Check each line of the material. Copy those containing "Liners".

══════

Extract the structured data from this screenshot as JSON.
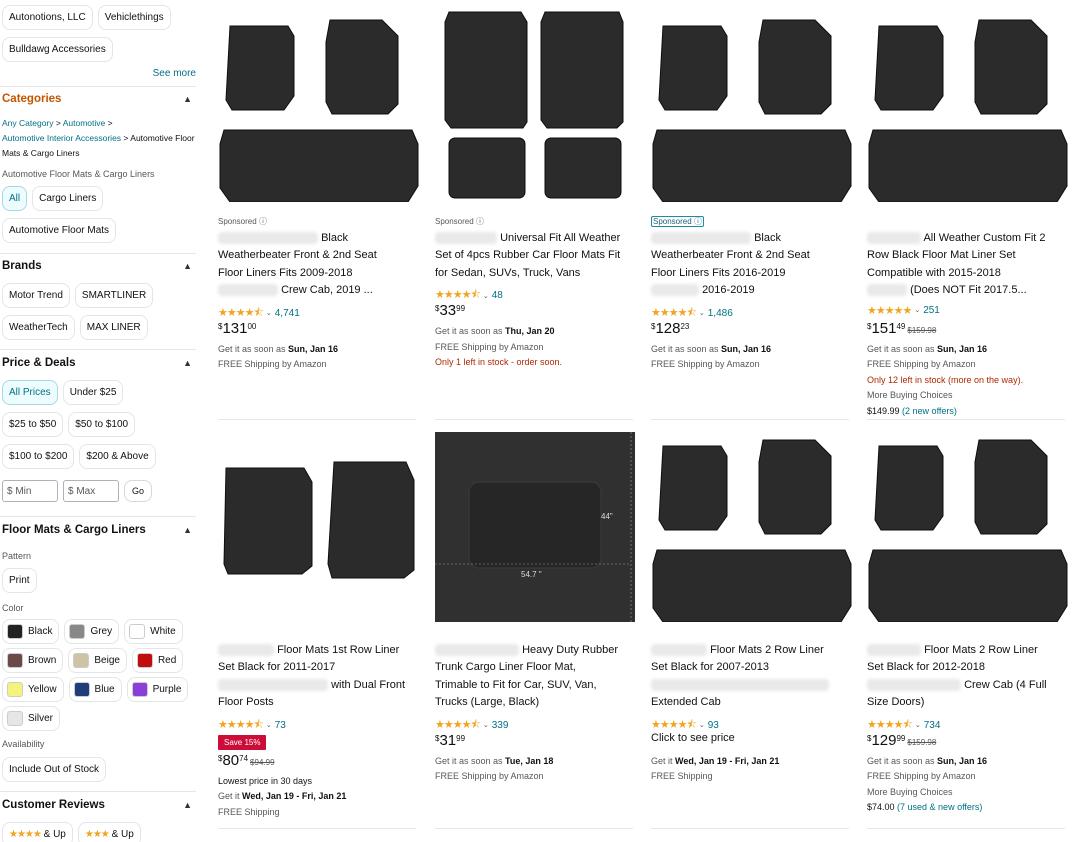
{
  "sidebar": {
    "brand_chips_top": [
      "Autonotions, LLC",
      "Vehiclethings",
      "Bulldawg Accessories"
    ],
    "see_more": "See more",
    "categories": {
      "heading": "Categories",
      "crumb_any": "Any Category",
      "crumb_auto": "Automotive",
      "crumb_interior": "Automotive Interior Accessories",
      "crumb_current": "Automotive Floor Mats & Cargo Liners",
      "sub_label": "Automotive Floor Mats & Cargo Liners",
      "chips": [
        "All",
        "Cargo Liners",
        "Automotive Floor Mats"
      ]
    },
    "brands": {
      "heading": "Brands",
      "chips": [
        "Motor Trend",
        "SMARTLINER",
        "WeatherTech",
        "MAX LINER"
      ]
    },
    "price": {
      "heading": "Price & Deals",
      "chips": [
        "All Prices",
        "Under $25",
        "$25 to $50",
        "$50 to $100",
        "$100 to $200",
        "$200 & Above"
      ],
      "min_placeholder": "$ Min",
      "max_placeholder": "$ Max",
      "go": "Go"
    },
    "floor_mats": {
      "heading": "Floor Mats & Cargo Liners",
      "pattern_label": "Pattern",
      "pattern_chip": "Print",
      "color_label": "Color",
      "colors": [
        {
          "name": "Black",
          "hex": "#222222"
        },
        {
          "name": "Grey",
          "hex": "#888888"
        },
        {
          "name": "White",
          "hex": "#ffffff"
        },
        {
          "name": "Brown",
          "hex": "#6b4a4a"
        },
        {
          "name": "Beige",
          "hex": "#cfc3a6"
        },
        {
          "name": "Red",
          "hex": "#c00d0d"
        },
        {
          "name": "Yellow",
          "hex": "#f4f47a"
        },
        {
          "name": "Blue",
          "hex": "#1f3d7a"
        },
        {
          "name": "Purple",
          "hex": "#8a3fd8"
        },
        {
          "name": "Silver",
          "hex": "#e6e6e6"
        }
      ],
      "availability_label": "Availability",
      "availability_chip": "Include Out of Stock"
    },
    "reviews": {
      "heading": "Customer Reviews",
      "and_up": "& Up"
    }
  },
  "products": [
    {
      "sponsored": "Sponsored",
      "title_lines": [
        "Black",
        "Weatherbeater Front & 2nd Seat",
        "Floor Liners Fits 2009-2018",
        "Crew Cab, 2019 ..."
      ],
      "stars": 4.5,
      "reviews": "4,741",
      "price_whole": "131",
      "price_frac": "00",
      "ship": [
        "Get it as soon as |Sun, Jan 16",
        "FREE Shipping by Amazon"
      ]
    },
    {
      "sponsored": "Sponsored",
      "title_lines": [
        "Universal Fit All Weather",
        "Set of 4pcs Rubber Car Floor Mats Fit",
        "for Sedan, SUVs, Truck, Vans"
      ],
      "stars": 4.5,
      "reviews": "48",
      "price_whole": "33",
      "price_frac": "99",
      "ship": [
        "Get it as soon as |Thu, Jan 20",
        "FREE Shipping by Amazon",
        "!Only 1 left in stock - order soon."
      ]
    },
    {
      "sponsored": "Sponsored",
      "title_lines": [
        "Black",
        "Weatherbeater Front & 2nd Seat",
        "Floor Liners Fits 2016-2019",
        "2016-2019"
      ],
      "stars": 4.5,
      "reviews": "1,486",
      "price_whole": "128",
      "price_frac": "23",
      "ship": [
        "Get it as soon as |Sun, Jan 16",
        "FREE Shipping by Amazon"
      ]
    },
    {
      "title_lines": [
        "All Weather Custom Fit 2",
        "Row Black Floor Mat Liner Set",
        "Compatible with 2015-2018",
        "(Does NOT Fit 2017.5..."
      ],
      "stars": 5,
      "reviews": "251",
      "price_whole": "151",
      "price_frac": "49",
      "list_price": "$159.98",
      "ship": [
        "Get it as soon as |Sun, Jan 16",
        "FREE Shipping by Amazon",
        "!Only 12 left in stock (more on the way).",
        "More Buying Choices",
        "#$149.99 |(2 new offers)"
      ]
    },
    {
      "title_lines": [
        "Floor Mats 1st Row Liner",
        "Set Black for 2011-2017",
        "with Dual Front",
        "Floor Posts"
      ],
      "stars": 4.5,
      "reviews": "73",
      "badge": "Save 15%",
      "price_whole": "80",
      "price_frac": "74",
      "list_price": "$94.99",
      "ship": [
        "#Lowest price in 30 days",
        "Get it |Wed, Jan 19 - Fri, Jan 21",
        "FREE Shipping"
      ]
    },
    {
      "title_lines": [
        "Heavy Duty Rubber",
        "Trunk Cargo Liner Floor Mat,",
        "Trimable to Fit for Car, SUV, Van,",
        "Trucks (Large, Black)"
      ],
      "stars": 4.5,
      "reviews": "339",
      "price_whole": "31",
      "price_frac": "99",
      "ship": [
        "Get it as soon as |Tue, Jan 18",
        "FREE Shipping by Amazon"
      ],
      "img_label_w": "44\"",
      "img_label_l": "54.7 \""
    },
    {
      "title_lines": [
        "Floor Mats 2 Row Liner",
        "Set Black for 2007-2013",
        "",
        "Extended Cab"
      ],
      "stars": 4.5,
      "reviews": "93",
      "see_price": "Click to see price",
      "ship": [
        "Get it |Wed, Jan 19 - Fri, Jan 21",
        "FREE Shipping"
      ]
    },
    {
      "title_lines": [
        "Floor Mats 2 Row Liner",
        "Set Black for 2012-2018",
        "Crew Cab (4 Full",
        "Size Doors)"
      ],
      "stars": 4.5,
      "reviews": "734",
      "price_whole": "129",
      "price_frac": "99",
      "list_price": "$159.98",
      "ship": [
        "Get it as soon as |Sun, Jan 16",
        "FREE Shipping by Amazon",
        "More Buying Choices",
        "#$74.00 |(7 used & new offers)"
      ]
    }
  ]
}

══════

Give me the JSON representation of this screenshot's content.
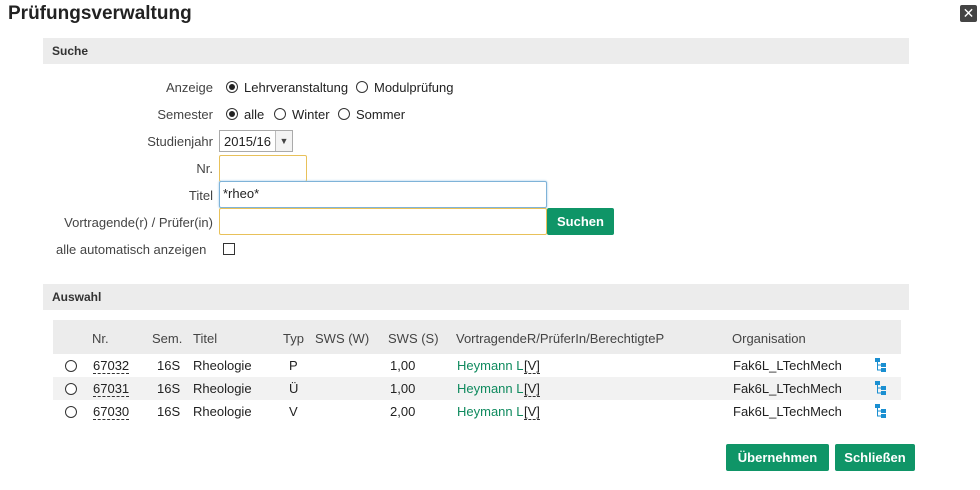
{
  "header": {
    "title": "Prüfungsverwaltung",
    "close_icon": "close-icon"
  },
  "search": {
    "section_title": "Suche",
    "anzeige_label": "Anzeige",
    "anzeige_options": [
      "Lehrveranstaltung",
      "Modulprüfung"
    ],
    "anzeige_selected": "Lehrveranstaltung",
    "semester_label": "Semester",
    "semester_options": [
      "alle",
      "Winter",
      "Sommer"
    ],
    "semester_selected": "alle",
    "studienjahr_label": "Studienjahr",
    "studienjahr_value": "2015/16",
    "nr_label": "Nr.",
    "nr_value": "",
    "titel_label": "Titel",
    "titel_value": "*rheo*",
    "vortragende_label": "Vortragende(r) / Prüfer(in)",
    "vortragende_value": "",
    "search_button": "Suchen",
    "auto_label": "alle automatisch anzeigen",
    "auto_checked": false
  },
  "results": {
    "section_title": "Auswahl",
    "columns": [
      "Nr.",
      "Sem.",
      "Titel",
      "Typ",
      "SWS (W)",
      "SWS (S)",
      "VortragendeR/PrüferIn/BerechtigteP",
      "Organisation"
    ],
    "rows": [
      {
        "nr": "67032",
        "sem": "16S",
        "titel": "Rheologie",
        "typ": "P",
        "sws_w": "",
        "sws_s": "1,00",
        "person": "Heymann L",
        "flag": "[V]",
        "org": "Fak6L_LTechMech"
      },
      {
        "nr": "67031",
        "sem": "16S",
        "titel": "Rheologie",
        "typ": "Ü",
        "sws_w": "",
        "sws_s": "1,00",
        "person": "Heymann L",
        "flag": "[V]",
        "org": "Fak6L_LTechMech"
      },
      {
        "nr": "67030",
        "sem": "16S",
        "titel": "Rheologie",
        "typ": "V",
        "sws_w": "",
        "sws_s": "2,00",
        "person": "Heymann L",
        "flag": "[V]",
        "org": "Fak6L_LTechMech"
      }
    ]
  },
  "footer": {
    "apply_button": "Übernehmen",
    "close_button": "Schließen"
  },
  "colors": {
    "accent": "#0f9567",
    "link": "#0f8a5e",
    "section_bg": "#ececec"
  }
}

══════

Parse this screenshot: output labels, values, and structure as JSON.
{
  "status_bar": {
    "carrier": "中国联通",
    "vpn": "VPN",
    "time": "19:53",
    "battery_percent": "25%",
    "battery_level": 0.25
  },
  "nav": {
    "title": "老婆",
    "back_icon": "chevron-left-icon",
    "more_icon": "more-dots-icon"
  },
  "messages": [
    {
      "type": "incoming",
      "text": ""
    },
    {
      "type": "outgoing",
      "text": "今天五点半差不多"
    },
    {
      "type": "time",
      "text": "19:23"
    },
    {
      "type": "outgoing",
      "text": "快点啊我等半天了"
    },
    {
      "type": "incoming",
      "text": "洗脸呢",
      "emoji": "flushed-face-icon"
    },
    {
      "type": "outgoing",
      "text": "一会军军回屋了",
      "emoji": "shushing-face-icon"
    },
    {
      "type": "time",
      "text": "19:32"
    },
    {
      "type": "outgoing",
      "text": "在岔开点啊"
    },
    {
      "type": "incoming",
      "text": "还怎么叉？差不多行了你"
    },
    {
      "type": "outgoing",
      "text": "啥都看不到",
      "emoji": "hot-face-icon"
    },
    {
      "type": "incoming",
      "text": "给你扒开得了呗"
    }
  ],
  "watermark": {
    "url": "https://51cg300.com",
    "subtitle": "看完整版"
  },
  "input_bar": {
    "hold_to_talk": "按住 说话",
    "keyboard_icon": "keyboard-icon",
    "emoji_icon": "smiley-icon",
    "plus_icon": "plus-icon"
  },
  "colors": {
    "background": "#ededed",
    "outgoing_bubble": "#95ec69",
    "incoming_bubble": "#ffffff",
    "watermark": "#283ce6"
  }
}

══════

▶ Output of the exercise:
      "crumb_current": "Automotive Floor Mats & Cargo Liners",
      "sub_label": "Automotive Floor Mats & Cargo Liners",
        "Cargo Liners",
      "heading": "Floor Mats & Cargo Liners",
        "Floor Liners Fits 2009-2018",
        "Floor Liners Fits 2016-2019",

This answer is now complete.